> _EXERCISE DETAILS_
For each line below that contains the string "江村经济", copy that line.

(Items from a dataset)
— BEGIN —

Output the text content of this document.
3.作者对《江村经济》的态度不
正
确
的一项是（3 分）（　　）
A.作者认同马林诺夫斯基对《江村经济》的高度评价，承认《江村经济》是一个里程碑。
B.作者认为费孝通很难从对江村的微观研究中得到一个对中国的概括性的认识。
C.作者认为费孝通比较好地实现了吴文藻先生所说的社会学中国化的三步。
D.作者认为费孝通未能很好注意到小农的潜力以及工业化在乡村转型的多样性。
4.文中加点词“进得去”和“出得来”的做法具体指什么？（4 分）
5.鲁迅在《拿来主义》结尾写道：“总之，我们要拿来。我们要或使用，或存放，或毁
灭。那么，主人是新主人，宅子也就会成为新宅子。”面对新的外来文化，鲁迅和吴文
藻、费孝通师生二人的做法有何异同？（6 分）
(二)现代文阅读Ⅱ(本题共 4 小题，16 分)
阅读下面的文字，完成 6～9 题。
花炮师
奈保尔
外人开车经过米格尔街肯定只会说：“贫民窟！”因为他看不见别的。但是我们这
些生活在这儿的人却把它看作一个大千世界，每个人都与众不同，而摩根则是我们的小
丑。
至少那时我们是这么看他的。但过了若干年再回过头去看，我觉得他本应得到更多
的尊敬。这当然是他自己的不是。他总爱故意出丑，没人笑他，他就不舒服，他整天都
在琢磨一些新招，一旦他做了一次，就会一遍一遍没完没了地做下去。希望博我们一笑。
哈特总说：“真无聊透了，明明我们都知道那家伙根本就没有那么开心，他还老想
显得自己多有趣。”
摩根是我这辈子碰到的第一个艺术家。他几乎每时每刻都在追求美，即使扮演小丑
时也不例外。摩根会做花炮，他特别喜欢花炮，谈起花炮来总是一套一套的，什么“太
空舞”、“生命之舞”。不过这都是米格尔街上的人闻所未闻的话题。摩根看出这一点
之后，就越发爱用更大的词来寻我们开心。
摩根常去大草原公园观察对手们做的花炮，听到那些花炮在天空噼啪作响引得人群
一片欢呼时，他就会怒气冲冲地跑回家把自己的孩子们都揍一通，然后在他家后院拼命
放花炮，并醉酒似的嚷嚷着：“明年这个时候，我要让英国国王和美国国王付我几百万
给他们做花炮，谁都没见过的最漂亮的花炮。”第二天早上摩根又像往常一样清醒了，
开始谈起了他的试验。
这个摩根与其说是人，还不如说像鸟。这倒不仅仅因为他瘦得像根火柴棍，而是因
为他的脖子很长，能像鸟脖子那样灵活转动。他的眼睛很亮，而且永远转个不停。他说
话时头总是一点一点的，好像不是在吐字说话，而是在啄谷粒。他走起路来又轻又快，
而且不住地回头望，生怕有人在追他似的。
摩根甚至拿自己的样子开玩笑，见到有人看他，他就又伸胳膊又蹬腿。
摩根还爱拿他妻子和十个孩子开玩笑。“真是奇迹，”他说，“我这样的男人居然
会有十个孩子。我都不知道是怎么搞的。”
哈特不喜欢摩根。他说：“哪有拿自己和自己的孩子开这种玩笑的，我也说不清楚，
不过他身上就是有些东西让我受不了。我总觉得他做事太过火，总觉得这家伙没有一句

— END —

> _TASK OUTPUT_
3.作者对《江村经济》的态度不
A.作者认同马林诺夫斯基对《江村经济》的高度评价，承认《江村经济》是一个里程碑。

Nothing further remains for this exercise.